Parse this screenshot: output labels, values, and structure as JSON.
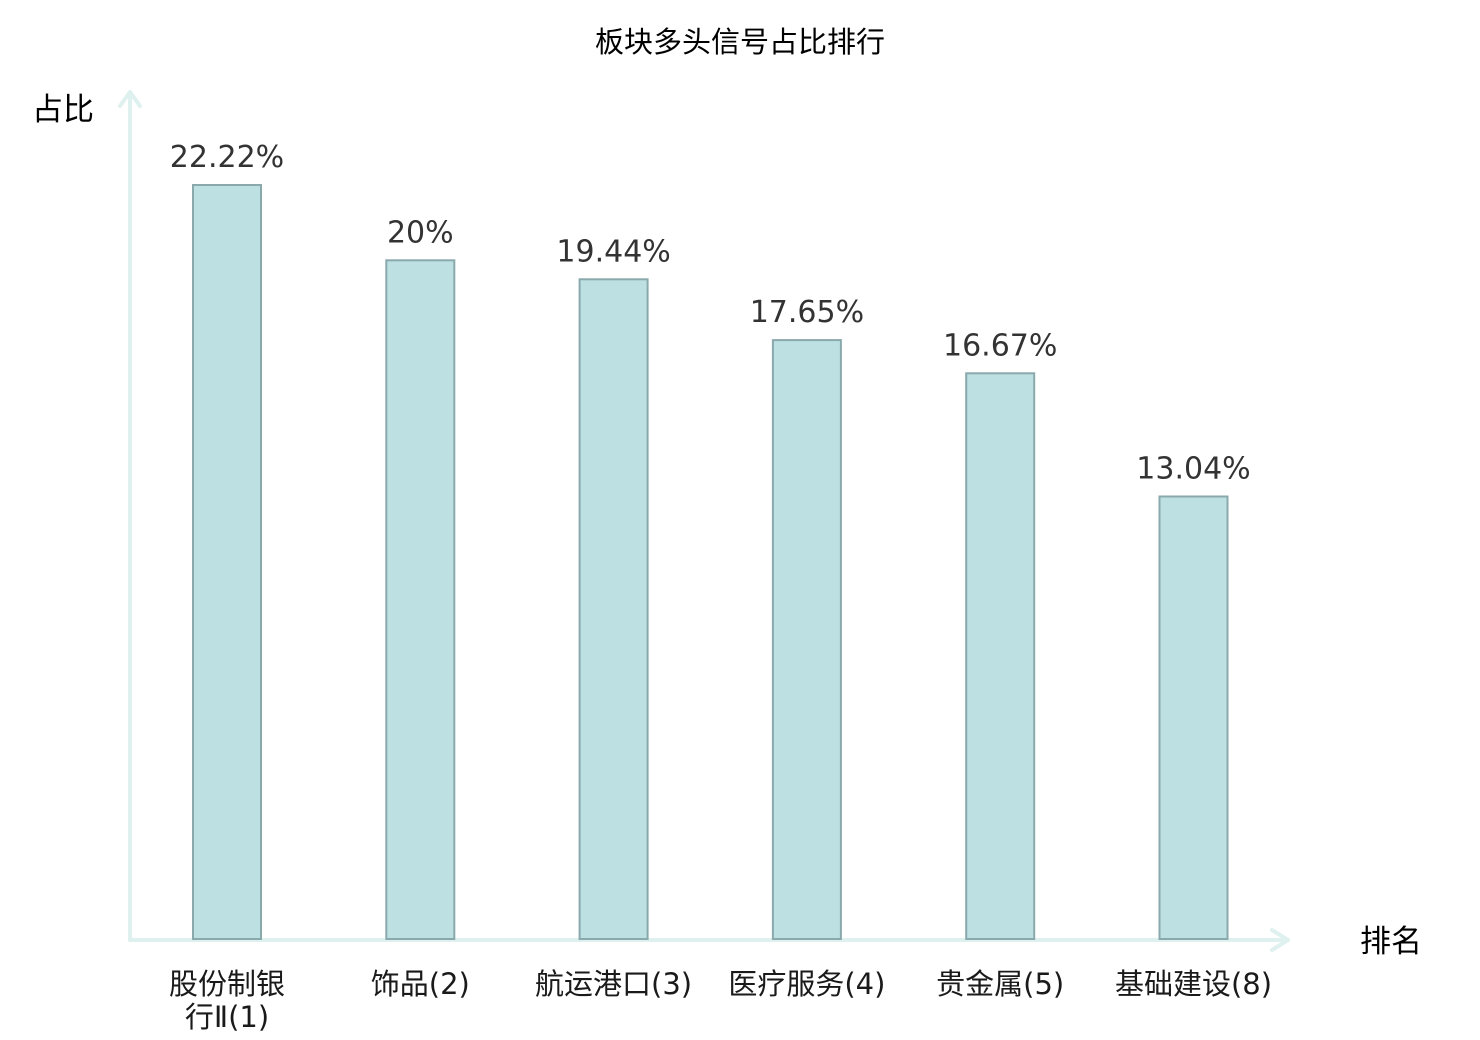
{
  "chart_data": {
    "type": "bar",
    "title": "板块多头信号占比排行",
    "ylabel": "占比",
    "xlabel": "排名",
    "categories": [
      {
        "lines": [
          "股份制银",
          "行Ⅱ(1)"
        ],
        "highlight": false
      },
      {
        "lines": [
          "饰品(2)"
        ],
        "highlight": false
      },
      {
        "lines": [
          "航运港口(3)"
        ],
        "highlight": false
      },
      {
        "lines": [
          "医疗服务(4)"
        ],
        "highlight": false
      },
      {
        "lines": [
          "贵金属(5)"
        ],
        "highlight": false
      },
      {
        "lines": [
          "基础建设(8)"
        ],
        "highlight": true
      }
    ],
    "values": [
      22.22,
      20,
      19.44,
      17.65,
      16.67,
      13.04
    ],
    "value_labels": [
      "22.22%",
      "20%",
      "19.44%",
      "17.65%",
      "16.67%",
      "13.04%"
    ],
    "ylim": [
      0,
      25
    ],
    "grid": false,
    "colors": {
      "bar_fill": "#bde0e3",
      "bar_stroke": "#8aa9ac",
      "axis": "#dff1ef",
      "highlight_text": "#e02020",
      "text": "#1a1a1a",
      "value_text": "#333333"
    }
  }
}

---*---

## [Problem to solve]
Copy the entries exactly. Leave out the images.

## [Result of this exercise]
Parse this screenshot: output labels, values, and structure as JSON.
{
  "chart_data": {
    "type": "bar",
    "title": "板块多头信号占比排行",
    "ylabel": "占比",
    "xlabel": "排名",
    "categories": [
      {
        "lines": [
          "股份制银",
          "行Ⅱ(1)"
        ],
        "highlight": false
      },
      {
        "lines": [
          "饰品(2)"
        ],
        "highlight": false
      },
      {
        "lines": [
          "航运港口(3)"
        ],
        "highlight": false
      },
      {
        "lines": [
          "医疗服务(4)"
        ],
        "highlight": false
      },
      {
        "lines": [
          "贵金属(5)"
        ],
        "highlight": false
      },
      {
        "lines": [
          "基础建设(8)"
        ],
        "highlight": true
      }
    ],
    "values": [
      22.22,
      20,
      19.44,
      17.65,
      16.67,
      13.04
    ],
    "value_labels": [
      "22.22%",
      "20%",
      "19.44%",
      "17.65%",
      "16.67%",
      "13.04%"
    ],
    "ylim": [
      0,
      25
    ],
    "grid": false,
    "colors": {
      "bar_fill": "#bde0e3",
      "bar_stroke": "#8aa9ac",
      "axis": "#dff1ef",
      "highlight_text": "#e02020",
      "text": "#1a1a1a",
      "value_text": "#333333"
    }
  }
}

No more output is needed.